### Required work
Select all lines holding the word "Andersohn" from the entries that follow.

### Data supplied
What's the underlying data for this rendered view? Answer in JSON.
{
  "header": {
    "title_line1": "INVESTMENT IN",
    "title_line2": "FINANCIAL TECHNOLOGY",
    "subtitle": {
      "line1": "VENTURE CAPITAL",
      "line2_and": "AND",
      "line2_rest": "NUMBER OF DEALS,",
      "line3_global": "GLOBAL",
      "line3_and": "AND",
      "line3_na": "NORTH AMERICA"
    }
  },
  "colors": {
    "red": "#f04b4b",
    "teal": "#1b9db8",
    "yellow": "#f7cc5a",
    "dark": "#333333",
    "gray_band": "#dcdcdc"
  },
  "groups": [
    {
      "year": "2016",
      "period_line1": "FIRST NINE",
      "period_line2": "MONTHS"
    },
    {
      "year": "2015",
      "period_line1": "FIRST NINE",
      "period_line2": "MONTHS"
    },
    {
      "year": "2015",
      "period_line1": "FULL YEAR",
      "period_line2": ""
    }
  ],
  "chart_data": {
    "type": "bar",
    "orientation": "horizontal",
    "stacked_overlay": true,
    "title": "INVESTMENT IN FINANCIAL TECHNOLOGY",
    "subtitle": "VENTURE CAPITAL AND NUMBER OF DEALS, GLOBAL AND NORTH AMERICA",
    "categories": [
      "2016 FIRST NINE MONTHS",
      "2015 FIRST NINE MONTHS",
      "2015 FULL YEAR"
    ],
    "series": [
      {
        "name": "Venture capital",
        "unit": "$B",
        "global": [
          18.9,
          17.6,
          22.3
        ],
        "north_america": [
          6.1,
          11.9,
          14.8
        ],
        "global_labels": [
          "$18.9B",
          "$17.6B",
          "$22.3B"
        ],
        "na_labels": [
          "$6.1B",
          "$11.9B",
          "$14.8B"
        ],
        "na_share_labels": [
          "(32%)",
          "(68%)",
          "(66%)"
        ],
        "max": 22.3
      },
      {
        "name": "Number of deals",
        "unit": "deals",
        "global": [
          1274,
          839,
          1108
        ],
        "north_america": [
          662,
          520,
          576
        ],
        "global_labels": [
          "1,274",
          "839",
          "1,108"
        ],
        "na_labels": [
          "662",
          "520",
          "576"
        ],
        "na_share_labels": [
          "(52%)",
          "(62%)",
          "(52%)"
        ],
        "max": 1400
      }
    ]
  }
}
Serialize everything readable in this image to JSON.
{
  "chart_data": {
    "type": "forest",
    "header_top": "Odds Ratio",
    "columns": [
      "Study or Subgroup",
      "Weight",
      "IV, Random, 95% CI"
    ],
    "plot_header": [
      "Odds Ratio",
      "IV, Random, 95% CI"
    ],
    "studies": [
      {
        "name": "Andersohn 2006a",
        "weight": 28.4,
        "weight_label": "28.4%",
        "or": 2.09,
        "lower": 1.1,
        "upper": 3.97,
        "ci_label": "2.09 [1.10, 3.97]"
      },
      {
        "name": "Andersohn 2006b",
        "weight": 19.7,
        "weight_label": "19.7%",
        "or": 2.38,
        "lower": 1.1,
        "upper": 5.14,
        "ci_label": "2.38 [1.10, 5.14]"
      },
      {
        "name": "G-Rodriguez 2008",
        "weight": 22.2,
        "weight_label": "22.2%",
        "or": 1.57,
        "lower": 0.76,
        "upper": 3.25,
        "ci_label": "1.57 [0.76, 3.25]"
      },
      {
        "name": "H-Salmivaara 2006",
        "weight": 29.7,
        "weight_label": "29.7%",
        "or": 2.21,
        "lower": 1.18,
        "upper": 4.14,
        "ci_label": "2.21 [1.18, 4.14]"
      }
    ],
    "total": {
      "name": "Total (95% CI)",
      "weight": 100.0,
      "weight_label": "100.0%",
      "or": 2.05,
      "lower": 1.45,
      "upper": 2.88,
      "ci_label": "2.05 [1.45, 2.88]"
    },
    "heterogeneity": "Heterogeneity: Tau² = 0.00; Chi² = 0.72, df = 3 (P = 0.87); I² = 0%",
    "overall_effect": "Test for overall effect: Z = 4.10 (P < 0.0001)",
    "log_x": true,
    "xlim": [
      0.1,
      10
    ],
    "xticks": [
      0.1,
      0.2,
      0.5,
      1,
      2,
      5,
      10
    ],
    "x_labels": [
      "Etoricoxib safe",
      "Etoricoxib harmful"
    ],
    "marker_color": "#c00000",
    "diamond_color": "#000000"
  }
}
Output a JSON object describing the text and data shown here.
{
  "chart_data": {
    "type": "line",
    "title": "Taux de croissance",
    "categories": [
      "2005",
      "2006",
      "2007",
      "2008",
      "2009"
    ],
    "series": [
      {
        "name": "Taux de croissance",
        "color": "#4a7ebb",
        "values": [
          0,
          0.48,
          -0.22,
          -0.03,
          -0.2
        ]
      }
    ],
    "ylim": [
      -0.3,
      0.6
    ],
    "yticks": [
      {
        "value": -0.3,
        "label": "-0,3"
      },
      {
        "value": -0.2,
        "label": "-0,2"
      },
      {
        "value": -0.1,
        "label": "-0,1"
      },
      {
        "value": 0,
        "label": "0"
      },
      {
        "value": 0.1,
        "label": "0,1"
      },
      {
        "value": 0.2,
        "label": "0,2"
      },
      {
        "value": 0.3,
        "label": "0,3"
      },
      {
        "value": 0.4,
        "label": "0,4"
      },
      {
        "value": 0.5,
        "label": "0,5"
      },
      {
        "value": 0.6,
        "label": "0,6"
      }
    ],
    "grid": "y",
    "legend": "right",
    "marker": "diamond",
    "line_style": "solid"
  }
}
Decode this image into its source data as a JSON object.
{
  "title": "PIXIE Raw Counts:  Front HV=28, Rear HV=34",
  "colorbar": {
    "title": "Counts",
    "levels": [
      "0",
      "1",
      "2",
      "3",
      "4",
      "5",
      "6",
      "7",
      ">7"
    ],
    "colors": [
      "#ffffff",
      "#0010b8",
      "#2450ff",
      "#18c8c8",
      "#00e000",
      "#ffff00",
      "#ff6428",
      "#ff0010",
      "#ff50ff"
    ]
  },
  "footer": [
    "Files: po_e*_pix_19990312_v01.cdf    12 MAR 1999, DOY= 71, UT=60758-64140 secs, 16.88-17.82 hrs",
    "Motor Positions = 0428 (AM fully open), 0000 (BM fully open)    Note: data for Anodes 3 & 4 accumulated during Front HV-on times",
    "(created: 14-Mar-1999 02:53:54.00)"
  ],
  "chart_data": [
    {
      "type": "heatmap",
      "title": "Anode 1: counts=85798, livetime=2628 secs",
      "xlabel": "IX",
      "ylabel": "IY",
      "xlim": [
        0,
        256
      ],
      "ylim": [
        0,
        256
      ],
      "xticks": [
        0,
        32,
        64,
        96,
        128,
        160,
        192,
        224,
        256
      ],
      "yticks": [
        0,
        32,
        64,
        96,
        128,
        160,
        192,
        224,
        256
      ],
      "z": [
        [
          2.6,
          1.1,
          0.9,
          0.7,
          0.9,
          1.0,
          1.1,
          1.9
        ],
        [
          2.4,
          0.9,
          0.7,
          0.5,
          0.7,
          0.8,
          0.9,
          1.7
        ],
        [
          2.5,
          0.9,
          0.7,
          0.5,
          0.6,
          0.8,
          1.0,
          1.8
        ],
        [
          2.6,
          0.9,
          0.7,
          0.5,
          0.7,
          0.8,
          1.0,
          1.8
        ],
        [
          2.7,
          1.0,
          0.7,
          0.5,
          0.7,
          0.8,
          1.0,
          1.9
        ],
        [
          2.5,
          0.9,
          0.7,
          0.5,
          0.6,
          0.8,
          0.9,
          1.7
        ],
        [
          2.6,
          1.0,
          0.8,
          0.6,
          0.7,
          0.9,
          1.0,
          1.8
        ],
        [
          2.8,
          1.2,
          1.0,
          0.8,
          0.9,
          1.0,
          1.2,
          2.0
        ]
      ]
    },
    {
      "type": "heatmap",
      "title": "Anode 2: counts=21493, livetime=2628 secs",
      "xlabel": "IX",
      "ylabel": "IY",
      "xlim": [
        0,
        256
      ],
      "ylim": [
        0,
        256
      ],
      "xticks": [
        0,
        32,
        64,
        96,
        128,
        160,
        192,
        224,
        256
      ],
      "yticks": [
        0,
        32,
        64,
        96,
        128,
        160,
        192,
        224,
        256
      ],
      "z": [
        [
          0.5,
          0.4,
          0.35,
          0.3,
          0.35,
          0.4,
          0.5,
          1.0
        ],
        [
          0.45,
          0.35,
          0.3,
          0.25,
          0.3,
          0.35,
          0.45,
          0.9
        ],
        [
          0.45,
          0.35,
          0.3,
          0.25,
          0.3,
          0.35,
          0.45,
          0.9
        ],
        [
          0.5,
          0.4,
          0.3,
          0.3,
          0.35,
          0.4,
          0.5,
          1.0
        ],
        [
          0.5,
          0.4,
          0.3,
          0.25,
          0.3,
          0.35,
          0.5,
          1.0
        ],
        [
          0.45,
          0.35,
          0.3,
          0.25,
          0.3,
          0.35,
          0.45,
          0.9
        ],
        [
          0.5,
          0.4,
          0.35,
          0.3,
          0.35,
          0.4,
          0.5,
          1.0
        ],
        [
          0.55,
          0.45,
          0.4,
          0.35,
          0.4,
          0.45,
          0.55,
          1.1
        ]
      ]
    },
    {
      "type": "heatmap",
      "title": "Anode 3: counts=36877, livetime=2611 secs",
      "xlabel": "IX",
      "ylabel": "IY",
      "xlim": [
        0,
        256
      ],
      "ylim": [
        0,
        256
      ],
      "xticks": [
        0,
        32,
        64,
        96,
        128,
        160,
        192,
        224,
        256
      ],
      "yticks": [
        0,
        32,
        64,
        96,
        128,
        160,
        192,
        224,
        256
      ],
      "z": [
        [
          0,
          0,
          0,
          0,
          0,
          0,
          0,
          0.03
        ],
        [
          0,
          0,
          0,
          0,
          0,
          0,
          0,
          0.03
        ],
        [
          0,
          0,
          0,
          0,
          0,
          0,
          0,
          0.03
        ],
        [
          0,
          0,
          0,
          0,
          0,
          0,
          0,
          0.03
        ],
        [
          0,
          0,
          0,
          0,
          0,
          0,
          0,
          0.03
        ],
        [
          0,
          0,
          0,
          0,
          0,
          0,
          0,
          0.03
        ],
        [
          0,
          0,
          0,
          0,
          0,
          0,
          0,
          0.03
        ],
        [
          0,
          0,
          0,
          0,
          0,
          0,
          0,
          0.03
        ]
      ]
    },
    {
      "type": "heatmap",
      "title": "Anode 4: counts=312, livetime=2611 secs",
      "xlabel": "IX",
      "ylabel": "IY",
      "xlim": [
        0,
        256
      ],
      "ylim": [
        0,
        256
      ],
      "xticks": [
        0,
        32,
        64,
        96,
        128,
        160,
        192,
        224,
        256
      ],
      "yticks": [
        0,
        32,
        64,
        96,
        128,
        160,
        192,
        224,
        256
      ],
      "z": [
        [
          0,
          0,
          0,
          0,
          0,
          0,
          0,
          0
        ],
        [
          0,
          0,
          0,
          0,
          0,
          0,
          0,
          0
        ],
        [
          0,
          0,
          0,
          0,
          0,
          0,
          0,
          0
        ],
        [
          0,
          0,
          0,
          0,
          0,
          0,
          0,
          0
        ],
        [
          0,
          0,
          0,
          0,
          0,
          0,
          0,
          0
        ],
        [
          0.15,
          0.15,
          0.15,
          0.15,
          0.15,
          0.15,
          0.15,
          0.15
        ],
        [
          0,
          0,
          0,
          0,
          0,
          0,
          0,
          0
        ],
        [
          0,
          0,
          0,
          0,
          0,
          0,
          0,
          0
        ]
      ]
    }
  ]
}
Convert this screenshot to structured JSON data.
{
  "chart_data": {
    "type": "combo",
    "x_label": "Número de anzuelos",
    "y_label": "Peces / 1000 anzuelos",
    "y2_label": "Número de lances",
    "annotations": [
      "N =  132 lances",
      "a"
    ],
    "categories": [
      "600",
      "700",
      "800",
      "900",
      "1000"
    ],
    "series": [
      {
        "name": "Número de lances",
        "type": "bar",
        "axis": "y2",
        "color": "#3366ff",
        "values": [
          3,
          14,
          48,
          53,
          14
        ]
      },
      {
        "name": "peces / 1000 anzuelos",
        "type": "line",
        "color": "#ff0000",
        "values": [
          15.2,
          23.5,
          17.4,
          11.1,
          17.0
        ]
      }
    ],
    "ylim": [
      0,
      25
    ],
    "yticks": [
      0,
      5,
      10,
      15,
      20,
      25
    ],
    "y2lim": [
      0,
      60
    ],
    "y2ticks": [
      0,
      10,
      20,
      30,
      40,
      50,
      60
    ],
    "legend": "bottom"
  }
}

### Task response
        "name": "Andersohn 2006a",
        "name": "Andersohn 2006b",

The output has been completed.